++++ RECORDS PROVIDED
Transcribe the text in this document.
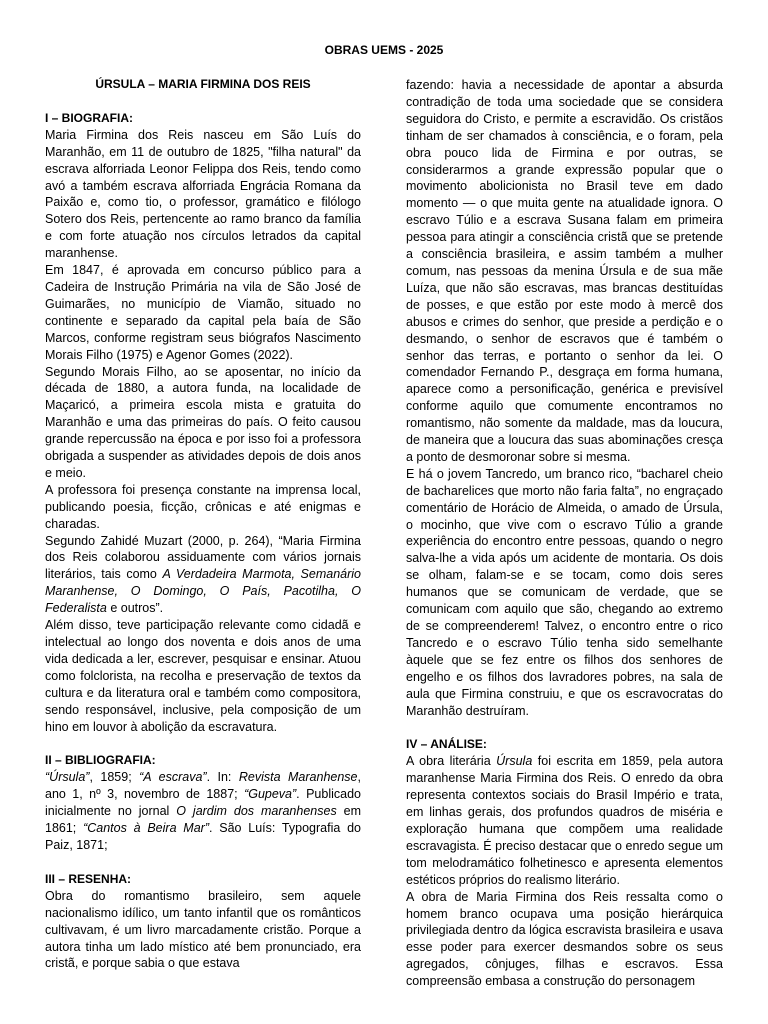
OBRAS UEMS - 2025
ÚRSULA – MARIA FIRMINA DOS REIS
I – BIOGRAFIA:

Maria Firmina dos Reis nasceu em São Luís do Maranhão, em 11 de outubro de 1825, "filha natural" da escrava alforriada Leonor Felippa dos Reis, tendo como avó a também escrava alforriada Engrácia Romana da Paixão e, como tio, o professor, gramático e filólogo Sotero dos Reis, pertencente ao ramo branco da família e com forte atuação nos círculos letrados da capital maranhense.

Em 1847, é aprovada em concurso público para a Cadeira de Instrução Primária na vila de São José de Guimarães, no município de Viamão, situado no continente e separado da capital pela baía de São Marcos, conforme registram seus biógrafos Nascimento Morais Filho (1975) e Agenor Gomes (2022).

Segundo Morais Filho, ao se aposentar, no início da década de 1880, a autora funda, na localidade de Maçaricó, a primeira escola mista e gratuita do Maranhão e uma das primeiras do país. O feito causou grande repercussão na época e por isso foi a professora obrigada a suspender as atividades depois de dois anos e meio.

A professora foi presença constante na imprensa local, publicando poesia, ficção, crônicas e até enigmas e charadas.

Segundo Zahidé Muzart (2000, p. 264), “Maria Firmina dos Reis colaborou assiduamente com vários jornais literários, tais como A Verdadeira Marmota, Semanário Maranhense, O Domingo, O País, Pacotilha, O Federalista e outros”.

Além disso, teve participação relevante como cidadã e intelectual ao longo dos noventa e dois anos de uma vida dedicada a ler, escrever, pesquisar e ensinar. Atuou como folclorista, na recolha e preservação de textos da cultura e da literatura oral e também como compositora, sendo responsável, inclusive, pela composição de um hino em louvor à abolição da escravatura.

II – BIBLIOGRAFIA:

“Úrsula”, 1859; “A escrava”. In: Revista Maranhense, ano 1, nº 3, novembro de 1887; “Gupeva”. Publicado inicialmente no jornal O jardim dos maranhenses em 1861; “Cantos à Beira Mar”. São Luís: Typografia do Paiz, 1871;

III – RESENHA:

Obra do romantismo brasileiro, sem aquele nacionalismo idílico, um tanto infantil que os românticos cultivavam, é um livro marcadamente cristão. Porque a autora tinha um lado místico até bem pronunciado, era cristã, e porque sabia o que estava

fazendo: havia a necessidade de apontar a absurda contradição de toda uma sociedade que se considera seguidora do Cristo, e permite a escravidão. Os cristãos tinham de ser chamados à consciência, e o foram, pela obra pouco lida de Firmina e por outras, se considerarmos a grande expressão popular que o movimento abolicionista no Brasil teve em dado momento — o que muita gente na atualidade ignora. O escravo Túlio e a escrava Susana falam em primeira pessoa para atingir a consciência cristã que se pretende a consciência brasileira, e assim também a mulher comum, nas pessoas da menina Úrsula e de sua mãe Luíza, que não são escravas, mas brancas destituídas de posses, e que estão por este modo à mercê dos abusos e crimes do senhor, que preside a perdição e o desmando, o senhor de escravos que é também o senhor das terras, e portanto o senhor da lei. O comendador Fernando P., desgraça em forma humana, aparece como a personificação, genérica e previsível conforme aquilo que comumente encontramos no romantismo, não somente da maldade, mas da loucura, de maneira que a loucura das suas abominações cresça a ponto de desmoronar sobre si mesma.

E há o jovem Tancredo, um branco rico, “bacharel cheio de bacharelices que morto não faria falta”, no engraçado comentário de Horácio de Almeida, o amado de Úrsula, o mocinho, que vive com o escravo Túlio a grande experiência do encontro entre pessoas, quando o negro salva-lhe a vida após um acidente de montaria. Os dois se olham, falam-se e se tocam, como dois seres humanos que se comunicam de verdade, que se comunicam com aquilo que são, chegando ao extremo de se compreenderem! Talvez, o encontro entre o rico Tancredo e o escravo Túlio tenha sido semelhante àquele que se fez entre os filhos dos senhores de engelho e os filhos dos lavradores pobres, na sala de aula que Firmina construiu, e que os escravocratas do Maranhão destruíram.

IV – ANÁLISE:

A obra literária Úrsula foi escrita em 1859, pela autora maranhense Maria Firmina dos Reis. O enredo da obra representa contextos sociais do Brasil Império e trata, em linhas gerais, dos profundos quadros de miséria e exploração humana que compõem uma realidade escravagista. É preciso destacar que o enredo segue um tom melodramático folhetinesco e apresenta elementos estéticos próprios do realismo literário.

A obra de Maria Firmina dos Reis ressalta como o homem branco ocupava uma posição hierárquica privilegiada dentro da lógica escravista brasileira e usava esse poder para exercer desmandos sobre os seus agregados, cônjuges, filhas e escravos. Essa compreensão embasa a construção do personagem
++++++++
■ WHAT THIS TASK INVOLVES
Copy each line holding the word "professora" from the listing above.

■ EXERCISE RESULT
Segundo Morais Filho, ao se aposentar, no início da década de 1880, a autora funda, na localidade de Maçaricó, a primeira escola mista e gratuita do Maranhão e uma das primeiras do país. O feito causou grande repercussão na época e por isso foi a professora obrigada a suspender as atividades depois de dois anos e meio.
A professora foi presença constante na imprensa local, publicando poesia, ficção, crônicas e até enigmas e charadas.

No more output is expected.